» **PROBLEM STATEMENT**:
Search the material and gather each line with "heading" in it.

» **Chart and figure data**:
----

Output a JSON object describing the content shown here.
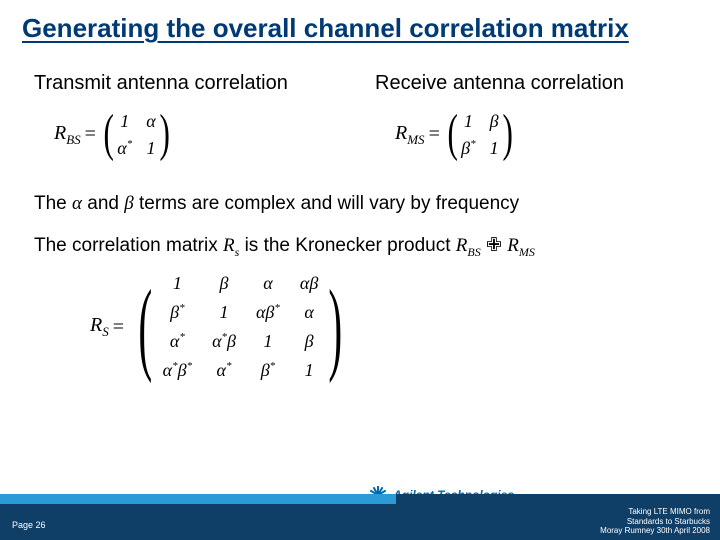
{
  "title": "Generating the overall channel correlation matrix",
  "transmit": {
    "heading": "Transmit antenna correlation",
    "lhs": "R",
    "lhs_sub": "BS",
    "cells": [
      "1",
      "α",
      "α*",
      "1"
    ]
  },
  "receive": {
    "heading": "Receive antenna correlation",
    "lhs": "R",
    "lhs_sub": "MS",
    "cells": [
      "1",
      "β",
      "β*",
      "1"
    ]
  },
  "line1_a": "The ",
  "line1_alpha": "α",
  "line1_mid": " and ",
  "line1_beta": "β",
  "line1_b": " terms are complex and will vary by frequency",
  "line2_a": "The correlation matrix ",
  "line2_Rs": "R",
  "line2_Rs_sub": "s",
  "line2_mid": " is the Kronecker product ",
  "line2_Rbs": "R",
  "line2_Rbs_sub": "BS",
  "line2_kron": " ✙ ",
  "line2_Rms": "R",
  "line2_Rms_sub": "MS",
  "rs": {
    "lhs": "R",
    "lhs_sub": "S",
    "cells": [
      "1",
      "β",
      "α",
      "αβ",
      "β*",
      "1",
      "αβ*",
      "α",
      "α*",
      "α*β",
      "1",
      "β",
      "α*β*",
      "α*",
      "β*",
      "1"
    ]
  },
  "footer": {
    "page": "Page 26",
    "line1": "Taking LTE MIMO from",
    "line2": "Standards to Starbucks",
    "line3": "Moray Rumney 30th April 2008",
    "logo_text": "Agilent Technologies"
  },
  "colors": {
    "title": "#003a75",
    "bar_light": "#2a9bd6",
    "bar_dark": "#0f3e66",
    "logo": "#0069aa"
  }
}
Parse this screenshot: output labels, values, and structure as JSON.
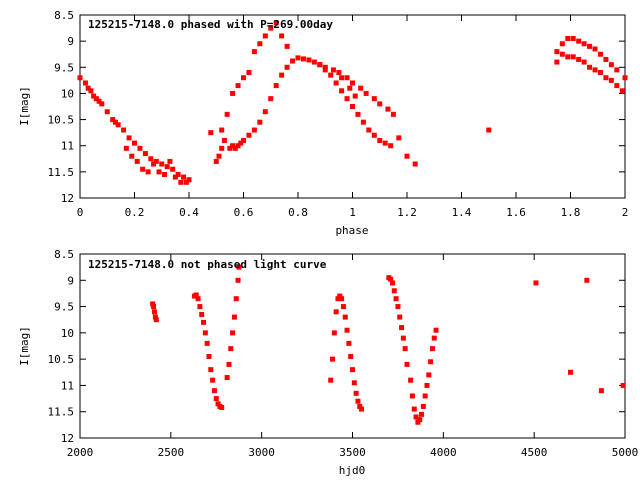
{
  "chart_data": [
    {
      "type": "scatter",
      "title": "125215-7148.0 phased with P=269.00day",
      "xlabel": "phase",
      "ylabel": "I[mag]",
      "xlim": [
        0,
        2
      ],
      "ylim": [
        12,
        8.5
      ],
      "y_inverted": true,
      "xticks": [
        "0",
        "0.2",
        "0.4",
        "0.6",
        "0.8",
        "1",
        "1.2",
        "1.4",
        "1.6",
        "1.8",
        "2"
      ],
      "yticks": [
        "8.5",
        "9",
        "9.5",
        "10",
        "10.5",
        "11",
        "11.5",
        "12"
      ],
      "marker_color": "#ff0000",
      "grid": false,
      "series": [
        {
          "x": [
            0.0,
            0.02,
            0.04,
            0.06,
            0.08,
            0.1,
            0.12,
            0.14,
            0.16,
            0.18,
            0.2,
            0.22,
            0.24,
            0.26,
            0.28,
            0.3,
            0.32,
            0.34,
            0.36,
            0.38,
            0.4,
            0.03,
            0.05,
            0.07,
            0.13,
            0.17,
            0.19,
            0.21,
            0.23,
            0.25,
            0.27,
            0.29,
            0.31,
            0.33,
            0.35,
            0.37,
            0.39,
            0.48,
            0.5,
            0.51,
            0.52,
            0.53,
            0.55,
            0.56,
            0.57,
            0.58,
            0.59,
            0.6,
            0.62,
            0.64,
            0.66,
            0.68,
            0.7,
            0.72,
            0.74,
            0.76,
            0.78,
            0.8,
            0.82,
            0.84,
            0.86,
            0.88,
            0.9,
            0.92,
            0.94,
            0.96,
            0.98,
            1.0,
            1.02,
            1.04,
            1.06,
            1.08,
            1.1,
            1.12,
            1.14,
            0.52,
            0.54,
            0.56,
            0.58,
            0.6,
            0.62,
            0.64,
            0.66,
            0.68,
            0.7,
            0.72,
            0.74,
            0.76,
            0.88,
            0.9,
            0.93,
            0.95,
            0.98,
            1.0,
            1.03,
            1.05,
            1.08,
            1.1,
            1.13,
            1.15,
            0.96,
            0.99,
            1.01,
            1.17,
            1.2,
            1.23,
            1.5,
            1.75,
            1.77,
            1.79,
            1.81,
            1.83,
            1.85,
            1.87,
            1.89,
            1.91,
            1.93,
            1.95,
            1.97,
            1.99,
            1.75,
            1.77,
            1.79,
            1.81,
            1.83,
            1.85,
            1.87,
            1.89,
            1.91,
            1.93,
            1.95,
            1.97,
            2.0
          ],
          "y": [
            9.7,
            9.8,
            9.95,
            10.1,
            10.2,
            10.35,
            10.5,
            10.6,
            10.7,
            10.85,
            10.95,
            11.05,
            11.15,
            11.25,
            11.3,
            11.35,
            11.4,
            11.45,
            11.55,
            11.6,
            11.65,
            9.9,
            10.05,
            10.15,
            10.55,
            11.05,
            11.2,
            11.3,
            11.45,
            11.5,
            11.35,
            11.5,
            11.55,
            11.3,
            11.6,
            11.7,
            11.7,
            10.75,
            11.3,
            11.2,
            11.05,
            10.9,
            11.05,
            11.0,
            11.05,
            11.0,
            10.95,
            10.9,
            10.8,
            10.7,
            10.55,
            10.35,
            10.1,
            9.85,
            9.65,
            9.5,
            9.38,
            9.32,
            9.34,
            9.36,
            9.4,
            9.45,
            9.55,
            9.65,
            9.8,
            9.95,
            10.1,
            10.25,
            10.4,
            10.55,
            10.7,
            10.8,
            10.9,
            10.95,
            11.0,
            10.7,
            10.4,
            10.0,
            9.85,
            9.7,
            9.6,
            9.2,
            9.05,
            8.9,
            8.75,
            8.65,
            8.9,
            9.1,
            9.45,
            9.5,
            9.55,
            9.6,
            9.7,
            9.8,
            9.9,
            10.0,
            10.1,
            10.2,
            10.3,
            10.4,
            9.7,
            9.9,
            10.05,
            10.85,
            11.2,
            11.35,
            10.7,
            9.4,
            9.25,
            9.3,
            9.3,
            9.35,
            9.4,
            9.5,
            9.55,
            9.6,
            9.7,
            9.75,
            9.85,
            9.95,
            9.2,
            9.05,
            8.95,
            8.95,
            9.0,
            9.05,
            9.1,
            9.15,
            9.25,
            9.35,
            9.45,
            9.55,
            9.7
          ]
        }
      ]
    },
    {
      "type": "scatter",
      "title": "125215-7148.0 not phased light curve",
      "xlabel": "hjd0",
      "ylabel": "I[mag]",
      "xlim": [
        2000,
        5000
      ],
      "ylim": [
        12,
        8.5
      ],
      "y_inverted": true,
      "xticks": [
        "2000",
        "2500",
        "3000",
        "3500",
        "4000",
        "4500",
        "5000"
      ],
      "yticks": [
        "8.5",
        "9",
        "9.5",
        "10",
        "10.5",
        "11",
        "11.5",
        "12"
      ],
      "marker_color": "#ff0000",
      "grid": false,
      "series": [
        {
          "x": [
            2400,
            2405,
            2410,
            2415,
            2420,
            2630,
            2640,
            2650,
            2660,
            2670,
            2680,
            2690,
            2700,
            2710,
            2720,
            2730,
            2740,
            2750,
            2760,
            2770,
            2780,
            2810,
            2820,
            2830,
            2840,
            2850,
            2860,
            2870,
            2875,
            3380,
            3390,
            3400,
            3410,
            3420,
            3430,
            3440,
            3450,
            3460,
            3470,
            3480,
            3490,
            3500,
            3510,
            3520,
            3530,
            3540,
            3550,
            3700,
            3710,
            3720,
            3730,
            3740,
            3750,
            3760,
            3770,
            3780,
            3790,
            3800,
            3820,
            3830,
            3840,
            3850,
            3860,
            3870,
            3880,
            3890,
            3900,
            3910,
            3920,
            3930,
            3940,
            3950,
            3960,
            4510,
            4700,
            4790,
            4870,
            4990
          ],
          "y": [
            9.45,
            9.5,
            9.6,
            9.7,
            9.75,
            9.3,
            9.28,
            9.35,
            9.5,
            9.65,
            9.8,
            10.0,
            10.2,
            10.45,
            10.7,
            10.9,
            11.1,
            11.25,
            11.35,
            11.4,
            11.42,
            10.85,
            10.6,
            10.3,
            10.0,
            9.7,
            9.35,
            9.0,
            8.75,
            10.9,
            10.5,
            10.0,
            9.6,
            9.35,
            9.3,
            9.35,
            9.5,
            9.7,
            9.95,
            10.2,
            10.45,
            10.7,
            10.95,
            11.15,
            11.3,
            11.4,
            11.45,
            8.95,
            8.98,
            9.05,
            9.2,
            9.35,
            9.5,
            9.7,
            9.9,
            10.1,
            10.3,
            10.6,
            10.9,
            11.2,
            11.45,
            11.6,
            11.7,
            11.65,
            11.55,
            11.4,
            11.2,
            11.0,
            10.8,
            10.55,
            10.3,
            10.1,
            9.95,
            9.05,
            10.75,
            9.0,
            11.1,
            11.0
          ]
        }
      ]
    }
  ]
}
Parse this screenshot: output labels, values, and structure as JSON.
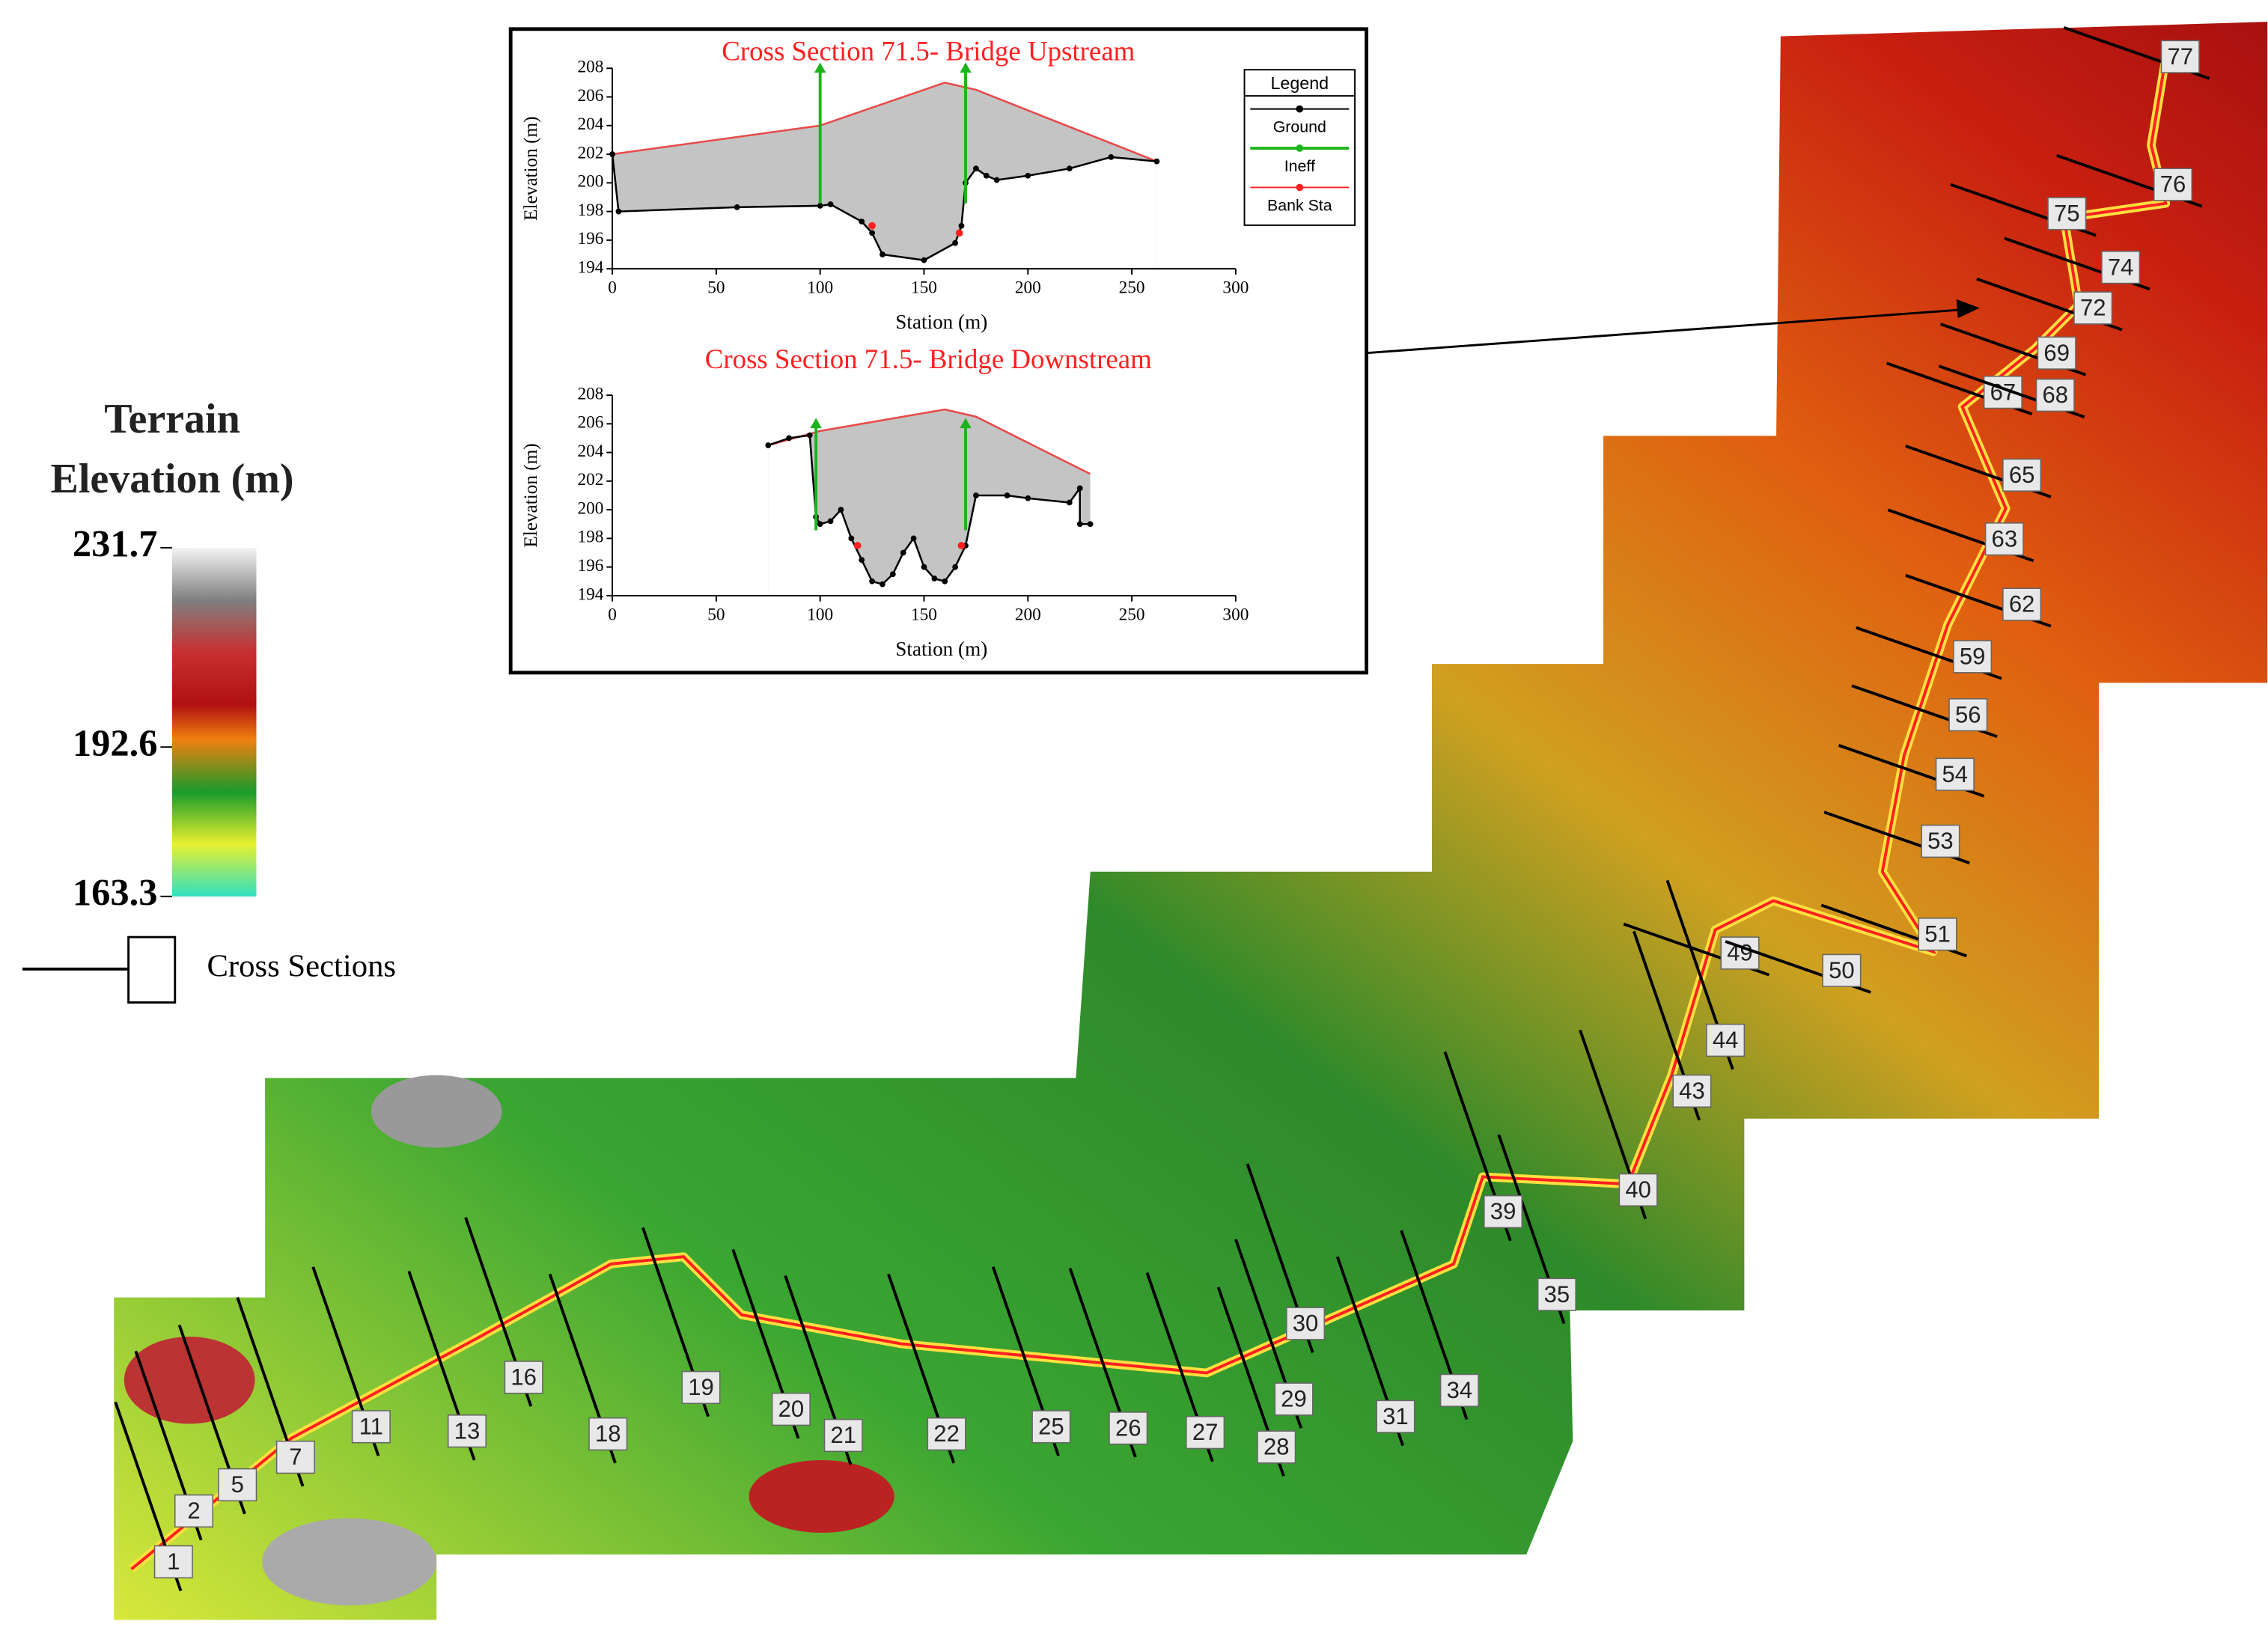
{
  "chart_data": [
    {
      "type": "line",
      "title": "Cross Section 71.5- Bridge Upstream",
      "x_label": "Station (m)",
      "y_label": "Elevation (m)",
      "xlim": [
        0,
        300
      ],
      "ylim": [
        194,
        208
      ],
      "xticks": [
        0,
        50,
        100,
        150,
        200,
        250,
        300
      ],
      "yticks": [
        194,
        196,
        198,
        200,
        202,
        204,
        206,
        208
      ],
      "legend_title": "Legend",
      "series": [
        {
          "color": "#e84a4a",
          "x": [
            0,
            100,
            160,
            175,
            262
          ],
          "values": [
            202,
            204,
            207,
            206.5,
            201.5
          ]
        },
        {
          "name": "Ground",
          "color": "#000000",
          "x": [
            0,
            3,
            60,
            100,
            105,
            120,
            125,
            130,
            150,
            165,
            168,
            170,
            175,
            180,
            185,
            200,
            220,
            240,
            262
          ],
          "values": [
            202,
            198,
            198.3,
            198.4,
            198.5,
            197.3,
            196.5,
            195,
            194.6,
            195.8,
            197,
            200,
            201,
            200.5,
            200.2,
            200.5,
            201,
            201.8,
            201.5
          ]
        },
        {
          "name": "Ineff",
          "color": "#1db31d",
          "x": [
            100,
            170
          ],
          "values": [
            208,
            208
          ]
        },
        {
          "name": "Bank Sta",
          "color": "#ff2020",
          "x": [
            125,
            167
          ],
          "values": [
            197,
            196.5
          ]
        }
      ]
    },
    {
      "type": "line",
      "title": "Cross Section 71.5- Bridge Downstream",
      "x_label": "Station (m)",
      "y_label": "Elevation (m)",
      "xlim": [
        0,
        300
      ],
      "ylim": [
        194,
        208
      ],
      "xticks": [
        0,
        50,
        100,
        150,
        200,
        250,
        300
      ],
      "yticks": [
        194,
        196,
        198,
        200,
        202,
        204,
        206,
        208
      ],
      "series": [
        {
          "color": "#e84a4a",
          "x": [
            75,
            100,
            160,
            175,
            230
          ],
          "values": [
            204.5,
            205.5,
            207,
            206.5,
            202.5
          ]
        },
        {
          "color": "#000000",
          "x": [
            75,
            85,
            95,
            98,
            100,
            105,
            110,
            115,
            120,
            125,
            130,
            135,
            140,
            145,
            150,
            155,
            160,
            165,
            170,
            175,
            190,
            200,
            220,
            225,
            225,
            230
          ],
          "values": [
            204.5,
            205,
            205.2,
            199.5,
            199,
            199.2,
            200,
            198,
            196.5,
            195,
            194.8,
            195.5,
            197,
            198,
            196,
            195.2,
            195,
            196,
            197.5,
            201,
            201,
            200.8,
            200.5,
            201.5,
            199,
            199
          ]
        },
        {
          "color": "#1db31d",
          "x": [
            98,
            170
          ],
          "values": [
            206,
            206
          ]
        },
        {
          "color": "#ff2020",
          "x": [
            118,
            168
          ],
          "values": [
            197.5,
            197.5
          ]
        }
      ]
    }
  ],
  "legend": {
    "title": "Terrain Elevation (m)",
    "lim": [
      163.3,
      231.7
    ],
    "ticks": [
      231.7,
      192.6,
      163.3
    ],
    "cross_sections": "Cross Sections"
  },
  "map": {
    "sections": [
      "1",
      "2",
      "5",
      "7",
      "11",
      "13",
      "16",
      "18",
      "19",
      "20",
      "21",
      "22",
      "25",
      "26",
      "27",
      "28",
      "29",
      "30",
      "31",
      "34",
      "35",
      "39",
      "40",
      "43",
      "44",
      "49",
      "50",
      "51",
      "53",
      "54",
      "56",
      "59",
      "62",
      "63",
      "65",
      "67",
      "68",
      "69",
      "72",
      "74",
      "75",
      "76",
      "77"
    ]
  }
}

----

» **EXERCISE RESULT**:
    "heading": "Transmit antenna correlation",
    "heading": "Receive antenna correlation",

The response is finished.